═════ Exercise materials
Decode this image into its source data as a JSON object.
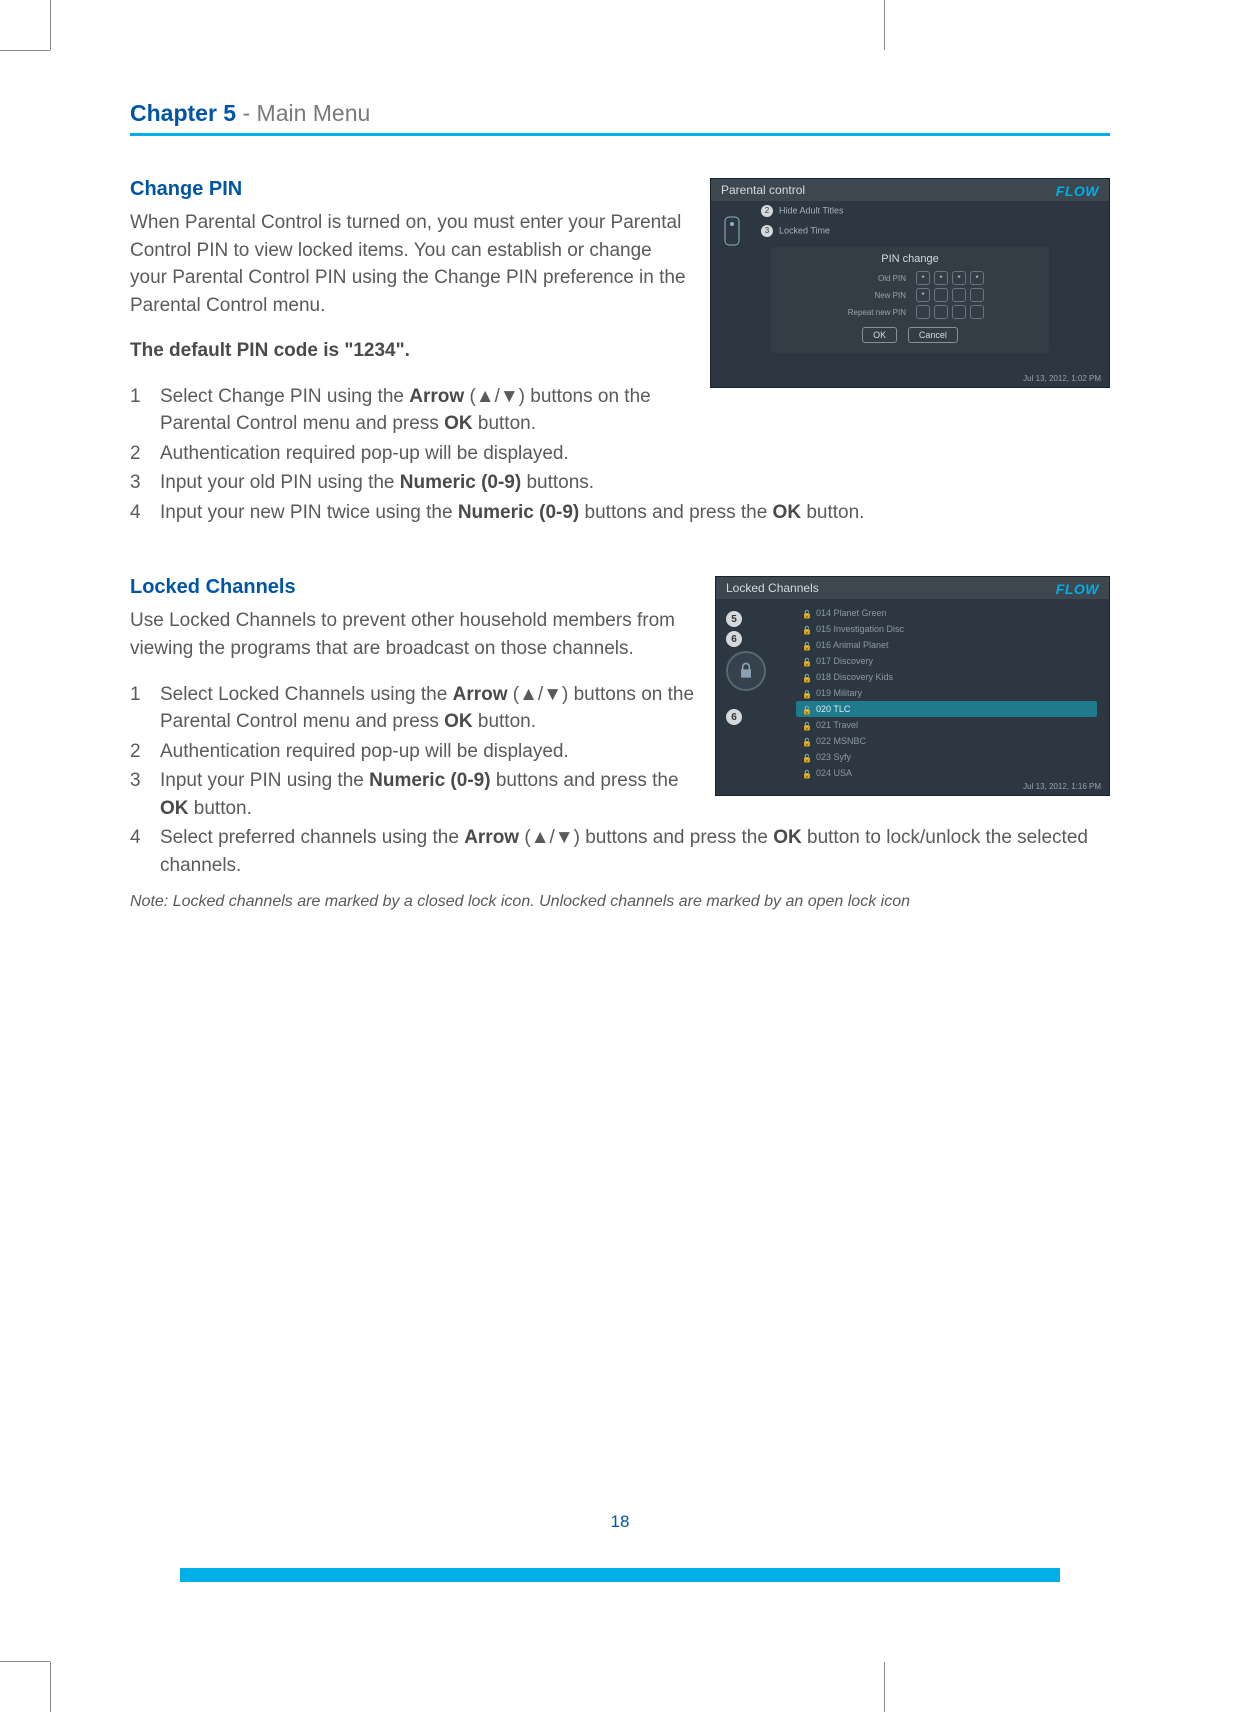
{
  "chapter": {
    "bold": "Chapter 5",
    "rest": " - Main Menu"
  },
  "page_number": "18",
  "section1": {
    "title": "Change PIN",
    "intro": "When Parental Control is turned on, you must enter your Parental Control PIN to view locked items. You can establish or change your Parental Control PIN using the Change PIN preference in the Parental Control menu.",
    "default_pin": "The default PIN code is \"1234\".",
    "steps": {
      "s1a": "Select Change PIN using the ",
      "s1b": "Arrow",
      "s1c": " (▲/▼) buttons on the Parental Control menu and press ",
      "s1d": "OK",
      "s1e": " button.",
      "s2": "Authentication required pop-up will be displayed.",
      "s3a": "Input your old PIN using the ",
      "s3b": "Numeric (0-9)",
      "s3c": " buttons.",
      "s4a": "Input your new PIN twice using the ",
      "s4b": "Numeric (0-9)",
      "s4c": " buttons and press the ",
      "s4d": "OK",
      "s4e": " button."
    },
    "screenshot": {
      "title": "Parental control",
      "brand": "FLOW",
      "menu1_num": "2",
      "menu1": "Hide Adult Titles",
      "menu2_num": "3",
      "menu2": "Locked Time",
      "panel_title": "PIN change",
      "row1": "Old PIN",
      "row2": "New PIN",
      "row3": "Repeat new PIN",
      "btn_ok": "OK",
      "btn_cancel": "Cancel",
      "time": "Jul 13, 2012,  1:02 PM"
    }
  },
  "section2": {
    "title": "Locked Channels",
    "intro": "Use Locked Channels to prevent other household members from viewing the programs that are broadcast on those channels.",
    "steps": {
      "s1a": "Select Locked Channels using the ",
      "s1b": "Arrow",
      "s1c": " (▲/▼) buttons on the Parental Control menu and press ",
      "s1d": "OK",
      "s1e": " button.",
      "s2": "Authentication required pop-up will be displayed.",
      "s3a": "Input your PIN using the ",
      "s3b": "Numeric (0-9)",
      "s3c": " buttons and press the ",
      "s3d": "OK",
      "s3e": " button.",
      "s4a": "Select preferred channels using the ",
      "s4b": "Arrow",
      "s4c": " (▲/▼) buttons and press the ",
      "s4d": "OK",
      "s4e": " button to lock/unlock the selected channels."
    },
    "note": "Note: Locked channels are marked by a closed lock icon. Unlocked channels are marked by an open lock icon",
    "screenshot": {
      "title": "Locked Channels",
      "brand": "FLOW",
      "knob1": "5",
      "knob2": "6",
      "knob3": "6",
      "channels": [
        {
          "txt": "014 Planet Green",
          "lock": "open"
        },
        {
          "txt": "015 Investigation Disc",
          "lock": "open"
        },
        {
          "txt": "016 Animal Planet",
          "lock": "open"
        },
        {
          "txt": "017 Discovery",
          "lock": "open"
        },
        {
          "txt": "018 Discovery Kids",
          "lock": "open"
        },
        {
          "txt": "019 Military",
          "lock": "closed"
        },
        {
          "txt": "020 TLC",
          "lock": "open",
          "sel": true
        },
        {
          "txt": "021 Travel",
          "lock": "open"
        },
        {
          "txt": "022 MSNBC",
          "lock": "open"
        },
        {
          "txt": "023 Syfy",
          "lock": "open"
        },
        {
          "txt": "024 USA",
          "lock": "open"
        }
      ],
      "time": "Jul 13, 2012,  1:16 PM"
    }
  }
}
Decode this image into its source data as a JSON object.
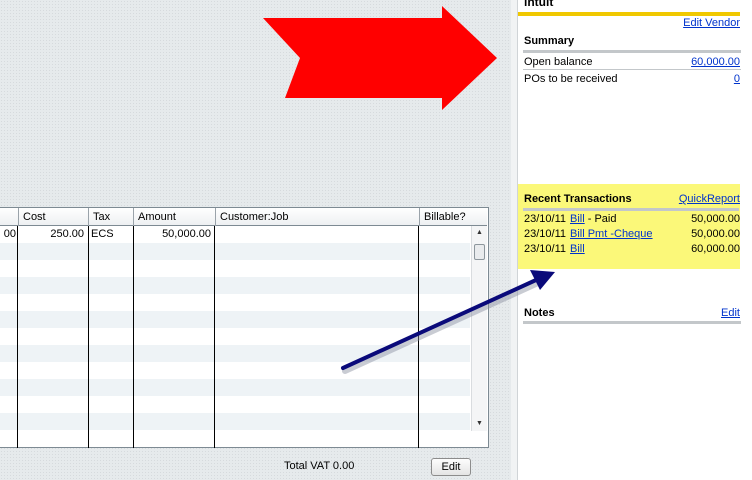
{
  "grid": {
    "columns": [
      "",
      "Cost",
      "Tax",
      "Amount",
      "Customer:Job",
      "Billable?"
    ],
    "first_row": {
      "qty": "00",
      "cost": "250.00",
      "tax": "ECS",
      "amount": "50,000.00",
      "customer": "",
      "billable": ""
    },
    "scroll_up_icon": "triangle-up",
    "scroll_down_icon": "triangle-down"
  },
  "footer": {
    "total_vat_label": "Total VAT",
    "total_vat_value": "0.00",
    "edit_button": "Edit"
  },
  "side_panel": {
    "brand": "intuit",
    "edit_vendor": "Edit Vendor",
    "summary": {
      "title": "Summary",
      "items": [
        {
          "label": "Open balance",
          "value": "60,000.00"
        },
        {
          "label": "POs to be received",
          "value": "0"
        }
      ]
    },
    "recent": {
      "title": "Recent Transactions",
      "quickreport": "QuickReport",
      "highlight_color": "#fbf879",
      "transactions": [
        {
          "date": "23/10/11",
          "type": "Bill",
          "suffix": " - Paid",
          "amount": "50,000.00"
        },
        {
          "date": "23/10/11",
          "type": "Bill Pmt -Cheque",
          "suffix": "",
          "amount": "50,000.00"
        },
        {
          "date": "23/10/11",
          "type": "Bill",
          "suffix": "",
          "amount": "60,000.00"
        }
      ]
    },
    "notes": {
      "title": "Notes",
      "edit": "Edit"
    }
  },
  "annotations": {
    "big_arrow_color": "#ff0000",
    "pointer_arrow_color": "#0a0a7a",
    "icons": [
      "red-arrow-icon",
      "navy-pointer-arrow-icon"
    ]
  }
}
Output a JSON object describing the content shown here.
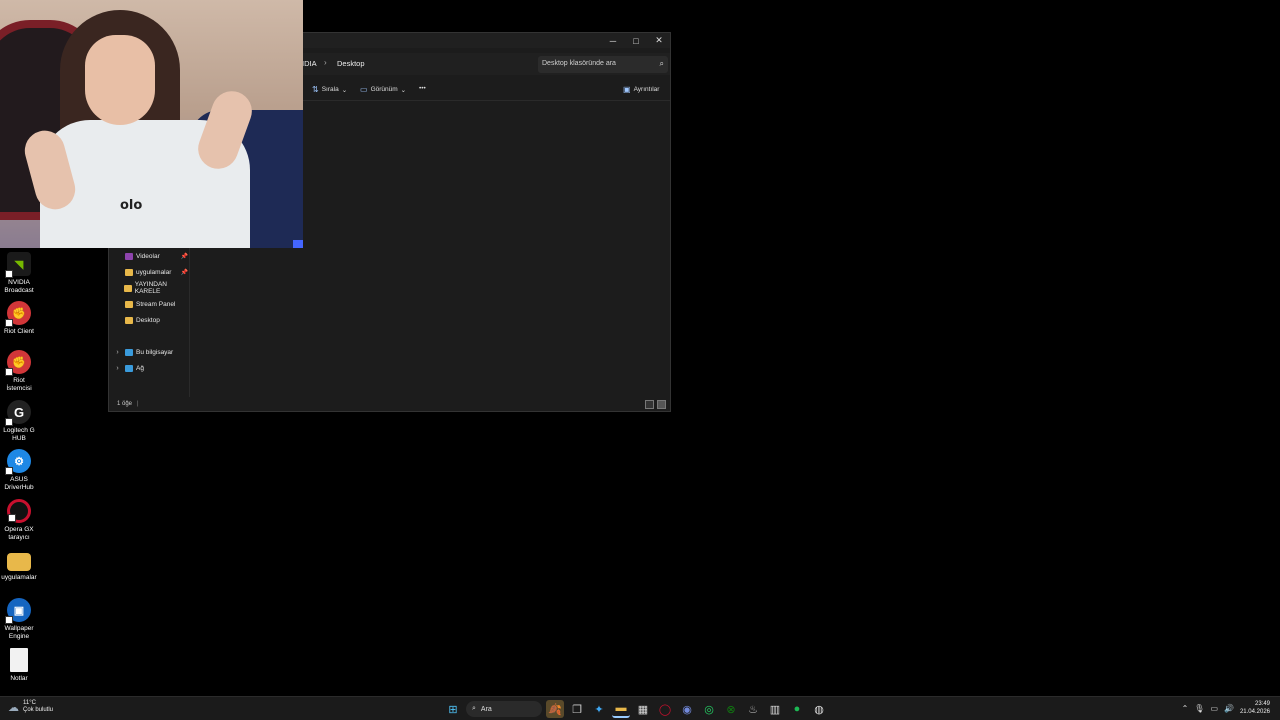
══════════
§ Instructions to follow:
Quote the records in full and exactly; skip any image.

§ Answer to this exercise:
Decode this image into its source data as a JSON object.
{
  "chapter": {
    "bold": "Chapter 5",
    "rest": " - Main Menu"
  },
  "page_number": "18",
  "section1": {
    "title": "Change PIN",
    "intro": "When Parental Control is turned on, you must enter your Parental Control PIN to view locked items. You can establish or change your Parental Control PIN using the Change PIN preference in the Parental Control menu.",
    "default_pin": "The default PIN code is \"1234\".",
    "steps": {
      "s1a": "Select Change PIN using the ",
      "s1b": "Arrow",
      "s1c": " (▲/▼) buttons on the Parental Control menu and press ",
      "s1d": "OK",
      "s1e": " button.",
      "s2": "Authentication required pop-up will be displayed.",
      "s3a": "Input your old PIN using the ",
      "s3b": "Numeric (0-9)",
      "s3c": " buttons.",
      "s4a": "Input your new PIN twice using the ",
      "s4b": "Numeric (0-9)",
      "s4c": " buttons and press the ",
      "s4d": "OK",
      "s4e": " button."
    },
    "screenshot": {
      "title": "Parental control",
      "brand": "FLOW",
      "menu1_num": "2",
      "menu1": "Hide Adult Titles",
      "menu2_num": "3",
      "menu2": "Locked Time",
      "panel_title": "PIN change",
      "row1": "Old PIN",
      "row2": "New PIN",
      "row3": "Repeat new PIN",
      "btn_ok": "OK",
      "btn_cancel": "Cancel",
      "time": "Jul 13, 2012,  1:02 PM"
    }
  },
  "section2": {
    "title": "Locked Channels",
    "intro": "Use Locked Channels to prevent other household members from viewing the programs that are broadcast on those channels.",
    "steps": {
      "s1a": "Select Locked Channels using the ",
      "s1b": "Arrow",
      "s1c": " (▲/▼) buttons on the Parental Control menu and press ",
      "s1d": "OK",
      "s1e": " button.",
      "s2": "Authentication required pop-up will be displayed.",
      "s3a": "Input your PIN using the ",
      "s3b": "Numeric (0-9)",
      "s3c": " buttons and press the ",
      "s3d": "OK",
      "s3e": " button.",
      "s4a": "Select preferred channels using the ",
      "s4b": "Arrow",
      "s4c": " (▲/▼) buttons and press the ",
      "s4d": "OK",
      "s4e": " button to lock/unlock the selected channels."
    },
    "note": "Note: Locked channels are marked by a closed lock icon. Unlocked channels are marked by an open lock icon",
    "screenshot": {
      "title": "Locked Channels",
      "brand": "FLOW",
      "knob1": "5",
      "knob2": "6",
      "knob3": "6",
      "channels": [
        {
          "txt": "014 Planet Green",
          "lock": "open"
        },
        {
          "txt": "015 Investigation Disc",
          "lock": "open"
        },
        {
          "txt": "016 Animal Planet",
          "lock": "open"
        },
        {
          "txt": "017 Discovery",
          "lock": "open"
        },
        {
          "txt": "018 Discovery Kids",
          "lock": "open"
        },
        {
          "txt": "019 Military",
          "lock": "closed"
        },
        {
          "txt": "020 TLC",
          "lock": "open",
          "sel": true
        },
        {
          "txt": "021 Travel",
          "lock": "open"
        },
        {
          "txt": "022 MSNBC",
          "lock": "open"
        },
        {
          "txt": "023 Syfy",
          "lock": "open"
        },
        {
          "txt": "024 USA",
          "lock": "open"
        }
      ],
      "time": "Jul 13, 2012,  1:16 PM"
    }
  }
}
Decode this image into its source data as a JSON object.
{
  "grid": {
    "columns": [
      "",
      "Cost",
      "Tax",
      "Amount",
      "Customer:Job",
      "Billable?"
    ],
    "first_row": {
      "qty": "00",
      "cost": "250.00",
      "tax": "ECS",
      "amount": "50,000.00",
      "customer": "",
      "billable": ""
    },
    "scroll_up_icon": "triangle-up",
    "scroll_down_icon": "triangle-down"
  },
  "footer": {
    "total_vat_label": "Total VAT",
    "total_vat_value": "0.00",
    "edit_button": "Edit"
  },
  "side_panel": {
    "brand": "intuit",
    "edit_vendor": "Edit Vendor",
    "summary": {
      "title": "Summary",
      "items": [
        {
          "label": "Open balance",
          "value": "60,000.00"
        },
        {
          "label": "POs to be received",
          "value": "0"
        }
      ]
    },
    "recent": {
      "title": "Recent Transactions",
      "quickreport": "QuickReport",
      "highlight_color": "#fbf879",
      "transactions": [
        {
          "date": "23/10/11",
          "type": "Bill",
          "suffix": " - Paid",
          "amount": "50,000.00"
        },
        {
          "date": "23/10/11",
          "type": "Bill Pmt -Cheque",
          "suffix": "",
          "amount": "50,000.00"
        },
        {
          "date": "23/10/11",
          "type": "Bill",
          "suffix": "",
          "amount": "60,000.00"
        }
      ]
    },
    "notes": {
      "title": "Notes",
      "edit": "Edit"
    }
  },
  "annotations": {
    "big_arrow_color": "#ff0000",
    "pointer_arrow_color": "#0a0a7a",
    "icons": [
      "red-arrow-icon",
      "navy-pointer-arrow-icon"
    ]
  }
}
Output a JSON object describing the content shown here.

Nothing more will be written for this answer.